Extracted records
* Start *

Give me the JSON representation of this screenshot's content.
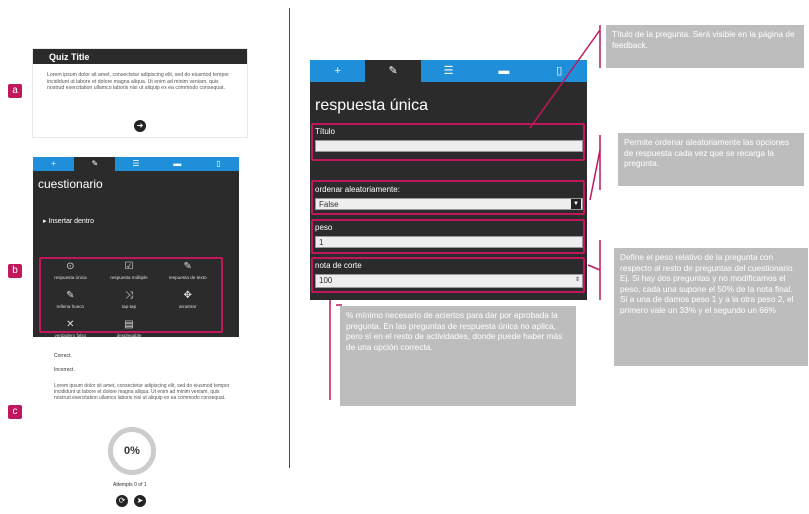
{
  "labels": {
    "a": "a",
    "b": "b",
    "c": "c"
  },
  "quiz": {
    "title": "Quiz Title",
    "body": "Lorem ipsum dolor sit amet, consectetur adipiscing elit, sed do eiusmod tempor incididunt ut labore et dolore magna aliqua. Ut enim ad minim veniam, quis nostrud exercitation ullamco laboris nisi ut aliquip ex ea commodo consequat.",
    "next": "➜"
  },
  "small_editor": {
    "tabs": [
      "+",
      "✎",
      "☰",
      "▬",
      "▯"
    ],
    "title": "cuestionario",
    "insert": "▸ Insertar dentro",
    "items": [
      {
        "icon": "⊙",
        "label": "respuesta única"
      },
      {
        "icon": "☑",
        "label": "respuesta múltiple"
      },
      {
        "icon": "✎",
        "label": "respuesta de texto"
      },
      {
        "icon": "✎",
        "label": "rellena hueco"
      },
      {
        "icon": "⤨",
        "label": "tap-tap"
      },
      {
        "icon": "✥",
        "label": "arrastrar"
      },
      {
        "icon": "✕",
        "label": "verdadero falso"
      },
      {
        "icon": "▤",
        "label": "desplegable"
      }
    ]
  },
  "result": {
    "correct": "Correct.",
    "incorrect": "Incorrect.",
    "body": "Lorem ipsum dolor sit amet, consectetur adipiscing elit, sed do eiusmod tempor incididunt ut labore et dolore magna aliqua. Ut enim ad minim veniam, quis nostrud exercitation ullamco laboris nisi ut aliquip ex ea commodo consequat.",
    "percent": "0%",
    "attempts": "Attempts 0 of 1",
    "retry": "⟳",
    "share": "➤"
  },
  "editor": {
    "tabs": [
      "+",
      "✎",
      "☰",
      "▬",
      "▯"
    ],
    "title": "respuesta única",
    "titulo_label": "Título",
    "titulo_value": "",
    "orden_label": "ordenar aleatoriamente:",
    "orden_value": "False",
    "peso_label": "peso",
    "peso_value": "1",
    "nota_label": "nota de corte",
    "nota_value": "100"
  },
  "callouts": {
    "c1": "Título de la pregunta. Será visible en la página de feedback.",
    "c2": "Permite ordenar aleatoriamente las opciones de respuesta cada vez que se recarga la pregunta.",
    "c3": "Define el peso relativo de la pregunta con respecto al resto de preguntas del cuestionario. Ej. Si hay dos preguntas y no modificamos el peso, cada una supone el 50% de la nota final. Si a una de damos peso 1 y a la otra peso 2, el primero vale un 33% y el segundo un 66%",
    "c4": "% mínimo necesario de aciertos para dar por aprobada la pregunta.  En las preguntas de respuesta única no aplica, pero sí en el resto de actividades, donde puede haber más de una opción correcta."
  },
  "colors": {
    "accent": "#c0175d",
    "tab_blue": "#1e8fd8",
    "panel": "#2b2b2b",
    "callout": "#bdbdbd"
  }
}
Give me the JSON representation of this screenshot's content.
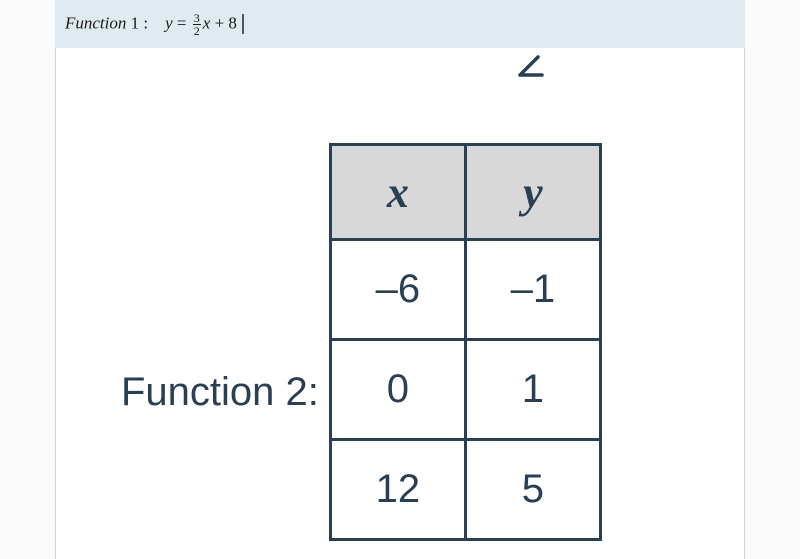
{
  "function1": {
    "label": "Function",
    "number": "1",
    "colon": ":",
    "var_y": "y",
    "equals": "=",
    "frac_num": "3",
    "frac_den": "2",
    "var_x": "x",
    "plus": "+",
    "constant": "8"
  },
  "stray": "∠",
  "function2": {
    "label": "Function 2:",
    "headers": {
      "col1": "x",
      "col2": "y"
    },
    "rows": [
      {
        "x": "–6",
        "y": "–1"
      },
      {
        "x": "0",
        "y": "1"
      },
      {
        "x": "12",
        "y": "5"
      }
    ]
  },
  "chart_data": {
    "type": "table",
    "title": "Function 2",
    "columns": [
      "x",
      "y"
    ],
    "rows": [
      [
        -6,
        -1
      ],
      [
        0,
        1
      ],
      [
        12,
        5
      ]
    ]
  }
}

* End *

YOUR OBJECTIVE
The entries above are to be returned exactly, without their pictures.

RESPONSE
Give me the JSON representation of this screenshot's content.
{
  "labels": {
    "a": "a",
    "b": "b",
    "c": "c"
  },
  "quiz": {
    "title": "Quiz Title",
    "body": "Lorem ipsum dolor sit amet, consectetur adipiscing elit, sed do eiusmod tempor incididunt ut labore et dolore magna aliqua. Ut enim ad minim veniam, quis nostrud exercitation ullamco laboris nisi ut aliquip ex ea commodo consequat.",
    "next": "➜"
  },
  "small_editor": {
    "tabs": [
      "+",
      "✎",
      "☰",
      "▬",
      "▯"
    ],
    "title": "cuestionario",
    "insert": "▸ Insertar dentro",
    "items": [
      {
        "icon": "⊙",
        "label": "respuesta única"
      },
      {
        "icon": "☑",
        "label": "respuesta múltiple"
      },
      {
        "icon": "✎",
        "label": "respuesta de texto"
      },
      {
        "icon": "✎",
        "label": "rellena hueco"
      },
      {
        "icon": "⤨",
        "label": "tap-tap"
      },
      {
        "icon": "✥",
        "label": "arrastrar"
      },
      {
        "icon": "✕",
        "label": "verdadero falso"
      },
      {
        "icon": "▤",
        "label": "desplegable"
      }
    ]
  },
  "result": {
    "correct": "Correct.",
    "incorrect": "Incorrect.",
    "body": "Lorem ipsum dolor sit amet, consectetur adipiscing elit, sed do eiusmod tempor incididunt ut labore et dolore magna aliqua. Ut enim ad minim veniam, quis nostrud exercitation ullamco laboris nisi ut aliquip ex ea commodo consequat.",
    "percent": "0%",
    "attempts": "Attempts 0 of 1",
    "retry": "⟳",
    "share": "➤"
  },
  "editor": {
    "tabs": [
      "+",
      "✎",
      "☰",
      "▬",
      "▯"
    ],
    "title": "respuesta única",
    "titulo_label": "Título",
    "titulo_value": "",
    "orden_label": "ordenar aleatoriamente:",
    "orden_value": "False",
    "peso_label": "peso",
    "peso_value": "1",
    "nota_label": "nota de corte",
    "nota_value": "100"
  },
  "callouts": {
    "c1": "Título de la pregunta. Será visible en la página de feedback.",
    "c2": "Permite ordenar aleatoriamente las opciones de respuesta cada vez que se recarga la pregunta.",
    "c3": "Define el peso relativo de la pregunta con respecto al resto de preguntas del cuestionario. Ej. Si hay dos preguntas y no modificamos el peso, cada una supone el 50% de la nota final. Si a una de damos peso 1 y a la otra peso 2, el primero vale un 33% y el segundo un 66%",
    "c4": "% mínimo necesario de aciertos para dar por aprobada la pregunta.  En las preguntas de respuesta única no aplica, pero sí en el resto de actividades, donde puede haber más de una opción correcta."
  },
  "colors": {
    "accent": "#c0175d",
    "tab_blue": "#1e8fd8",
    "panel": "#2b2b2b",
    "callout": "#bdbdbd"
  }
}
Give me the JSON representation of this screenshot's content.
{
  "function1": {
    "label": "Function",
    "number": "1",
    "colon": ":",
    "var_y": "y",
    "equals": "=",
    "frac_num": "3",
    "frac_den": "2",
    "var_x": "x",
    "plus": "+",
    "constant": "8"
  },
  "stray": "∠",
  "function2": {
    "label": "Function 2:",
    "headers": {
      "col1": "x",
      "col2": "y"
    },
    "rows": [
      {
        "x": "–6",
        "y": "–1"
      },
      {
        "x": "0",
        "y": "1"
      },
      {
        "x": "12",
        "y": "5"
      }
    ]
  },
  "chart_data": {
    "type": "table",
    "title": "Function 2",
    "columns": [
      "x",
      "y"
    ],
    "rows": [
      [
        -6,
        -1
      ],
      [
        0,
        1
      ],
      [
        12,
        5
      ]
    ]
  }
}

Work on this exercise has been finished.